====== Entries ======
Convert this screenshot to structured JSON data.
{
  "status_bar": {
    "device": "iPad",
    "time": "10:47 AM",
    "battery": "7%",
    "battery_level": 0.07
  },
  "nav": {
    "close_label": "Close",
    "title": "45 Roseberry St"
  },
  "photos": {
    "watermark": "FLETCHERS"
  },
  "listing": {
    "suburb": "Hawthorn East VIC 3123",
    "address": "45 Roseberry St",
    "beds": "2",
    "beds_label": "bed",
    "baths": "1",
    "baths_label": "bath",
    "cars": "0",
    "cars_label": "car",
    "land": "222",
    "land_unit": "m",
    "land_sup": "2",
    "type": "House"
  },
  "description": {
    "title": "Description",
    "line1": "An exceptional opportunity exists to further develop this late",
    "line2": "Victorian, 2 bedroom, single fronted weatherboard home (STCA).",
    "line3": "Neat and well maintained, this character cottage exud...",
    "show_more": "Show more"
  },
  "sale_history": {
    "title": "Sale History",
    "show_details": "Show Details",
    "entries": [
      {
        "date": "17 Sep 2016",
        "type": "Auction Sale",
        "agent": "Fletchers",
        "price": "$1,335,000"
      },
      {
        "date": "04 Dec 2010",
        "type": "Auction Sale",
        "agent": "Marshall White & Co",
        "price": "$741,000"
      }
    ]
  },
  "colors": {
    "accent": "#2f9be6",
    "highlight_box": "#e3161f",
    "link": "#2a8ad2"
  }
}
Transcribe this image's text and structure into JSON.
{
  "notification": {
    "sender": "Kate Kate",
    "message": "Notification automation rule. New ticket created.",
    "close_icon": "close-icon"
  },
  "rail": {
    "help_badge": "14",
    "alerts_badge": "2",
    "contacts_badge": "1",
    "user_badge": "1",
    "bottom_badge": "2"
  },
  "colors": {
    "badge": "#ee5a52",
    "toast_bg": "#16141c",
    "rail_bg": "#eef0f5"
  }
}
======
Written exercise: Return, unchanged, each line from the line containing "Transcribe this image's" through the last line of the material.

Final result:
Transcribe this image's text and structure into JSON.
{
  "notification": {
    "sender": "Kate Kate",
    "message": "Notification automation rule. New ticket created.",
    "close_icon": "close-icon"
  },
  "rail": {
    "help_badge": "14",
    "alerts_badge": "2",
    "contacts_badge": "1",
    "user_badge": "1",
    "bottom_badge": "2"
  },
  "colors": {
    "badge": "#ee5a52",
    "toast_bg": "#16141c",
    "rail_bg": "#eef0f5"
  }
}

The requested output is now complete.